● Data for processing:
□ □ □ □ □ □ □
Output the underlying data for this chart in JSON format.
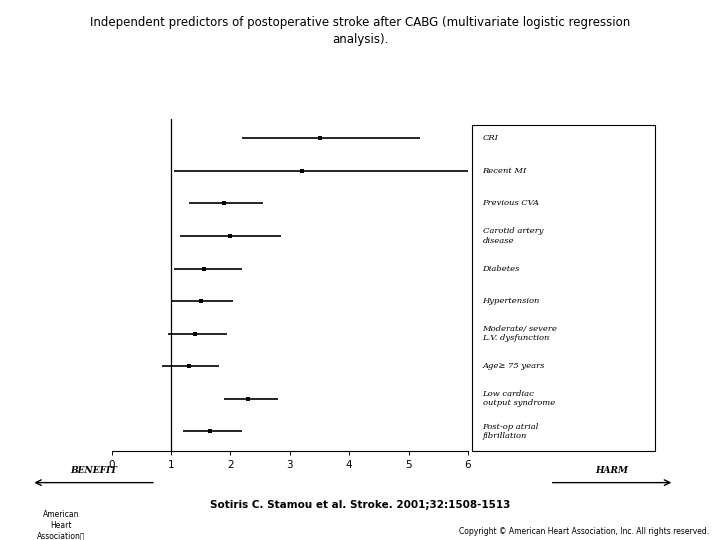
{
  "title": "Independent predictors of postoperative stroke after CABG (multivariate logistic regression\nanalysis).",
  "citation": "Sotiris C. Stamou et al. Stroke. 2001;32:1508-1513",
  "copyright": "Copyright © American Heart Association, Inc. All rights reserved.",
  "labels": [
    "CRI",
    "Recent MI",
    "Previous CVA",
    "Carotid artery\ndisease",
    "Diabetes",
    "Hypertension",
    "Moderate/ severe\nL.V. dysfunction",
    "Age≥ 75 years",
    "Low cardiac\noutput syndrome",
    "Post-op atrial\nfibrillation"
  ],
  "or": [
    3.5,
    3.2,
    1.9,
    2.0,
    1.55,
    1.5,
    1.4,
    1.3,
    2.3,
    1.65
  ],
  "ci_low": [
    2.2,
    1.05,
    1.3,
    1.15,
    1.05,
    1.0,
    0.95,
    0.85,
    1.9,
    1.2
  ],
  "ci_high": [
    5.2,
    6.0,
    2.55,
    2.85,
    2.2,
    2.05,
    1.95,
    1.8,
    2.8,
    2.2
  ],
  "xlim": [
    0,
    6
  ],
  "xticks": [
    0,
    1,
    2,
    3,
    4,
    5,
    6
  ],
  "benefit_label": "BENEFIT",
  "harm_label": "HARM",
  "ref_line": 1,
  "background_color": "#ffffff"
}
□ □ □ □ □ □ □
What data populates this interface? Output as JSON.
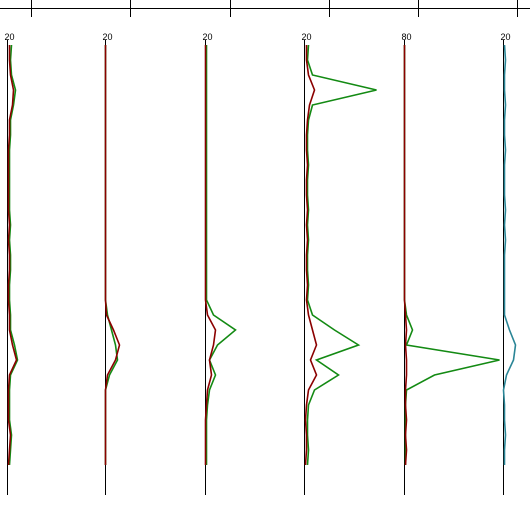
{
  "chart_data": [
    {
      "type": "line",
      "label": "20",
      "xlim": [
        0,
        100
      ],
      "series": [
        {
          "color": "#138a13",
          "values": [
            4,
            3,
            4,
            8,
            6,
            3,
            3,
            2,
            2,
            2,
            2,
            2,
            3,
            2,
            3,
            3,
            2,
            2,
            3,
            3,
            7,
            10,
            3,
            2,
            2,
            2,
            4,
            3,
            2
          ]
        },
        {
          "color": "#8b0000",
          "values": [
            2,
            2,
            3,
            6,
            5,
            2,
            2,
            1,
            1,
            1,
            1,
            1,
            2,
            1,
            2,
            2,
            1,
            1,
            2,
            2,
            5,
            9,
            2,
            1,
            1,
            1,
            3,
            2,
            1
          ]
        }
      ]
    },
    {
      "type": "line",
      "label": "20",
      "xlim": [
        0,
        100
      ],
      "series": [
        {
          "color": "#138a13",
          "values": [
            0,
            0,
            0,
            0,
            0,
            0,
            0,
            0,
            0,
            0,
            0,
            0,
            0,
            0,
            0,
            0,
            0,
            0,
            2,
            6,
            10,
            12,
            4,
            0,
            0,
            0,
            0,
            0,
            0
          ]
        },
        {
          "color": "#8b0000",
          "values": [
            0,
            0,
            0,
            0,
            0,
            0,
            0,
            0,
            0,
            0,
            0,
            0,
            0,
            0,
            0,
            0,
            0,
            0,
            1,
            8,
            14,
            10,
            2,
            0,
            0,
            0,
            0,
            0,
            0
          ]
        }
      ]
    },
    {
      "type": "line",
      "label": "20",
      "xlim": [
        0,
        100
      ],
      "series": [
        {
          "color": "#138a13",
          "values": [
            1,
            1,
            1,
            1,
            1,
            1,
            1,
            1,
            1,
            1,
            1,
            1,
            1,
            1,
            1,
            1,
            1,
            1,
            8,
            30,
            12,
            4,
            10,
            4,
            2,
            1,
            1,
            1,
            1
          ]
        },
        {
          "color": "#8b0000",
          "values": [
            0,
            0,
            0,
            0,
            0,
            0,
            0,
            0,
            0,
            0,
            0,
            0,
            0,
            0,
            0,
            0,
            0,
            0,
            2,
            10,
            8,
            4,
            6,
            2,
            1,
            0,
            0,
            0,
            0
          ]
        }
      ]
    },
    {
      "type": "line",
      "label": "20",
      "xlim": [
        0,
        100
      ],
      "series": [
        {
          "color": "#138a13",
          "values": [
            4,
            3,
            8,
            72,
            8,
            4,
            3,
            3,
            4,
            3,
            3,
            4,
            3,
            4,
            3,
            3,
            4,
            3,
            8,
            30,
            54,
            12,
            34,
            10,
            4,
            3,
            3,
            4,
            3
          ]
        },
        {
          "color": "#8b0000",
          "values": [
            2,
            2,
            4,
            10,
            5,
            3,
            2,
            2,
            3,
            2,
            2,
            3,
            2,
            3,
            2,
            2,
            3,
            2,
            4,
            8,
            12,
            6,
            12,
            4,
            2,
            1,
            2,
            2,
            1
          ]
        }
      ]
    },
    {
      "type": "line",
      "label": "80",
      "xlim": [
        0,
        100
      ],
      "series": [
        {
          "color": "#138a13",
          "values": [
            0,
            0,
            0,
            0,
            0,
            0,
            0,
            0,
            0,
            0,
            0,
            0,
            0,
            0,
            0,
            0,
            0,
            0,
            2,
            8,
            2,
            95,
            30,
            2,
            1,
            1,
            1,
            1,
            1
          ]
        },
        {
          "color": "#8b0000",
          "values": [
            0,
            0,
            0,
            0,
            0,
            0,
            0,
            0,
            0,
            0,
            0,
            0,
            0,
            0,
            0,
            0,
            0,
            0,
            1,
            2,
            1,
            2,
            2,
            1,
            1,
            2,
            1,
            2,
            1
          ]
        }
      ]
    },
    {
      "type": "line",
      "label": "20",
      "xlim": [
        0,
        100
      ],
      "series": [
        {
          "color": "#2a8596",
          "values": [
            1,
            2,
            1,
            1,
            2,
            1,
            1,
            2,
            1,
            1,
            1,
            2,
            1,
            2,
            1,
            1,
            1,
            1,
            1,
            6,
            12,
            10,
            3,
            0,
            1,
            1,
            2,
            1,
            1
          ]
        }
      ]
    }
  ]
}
□ □ □ □ □ □ □
● Task instructions: Find the lines holding "JSON" and list every one.

● Answer to the exercise:
Output the underlying data for this chart in JSON format.
What data populates this interface? Output as JSON.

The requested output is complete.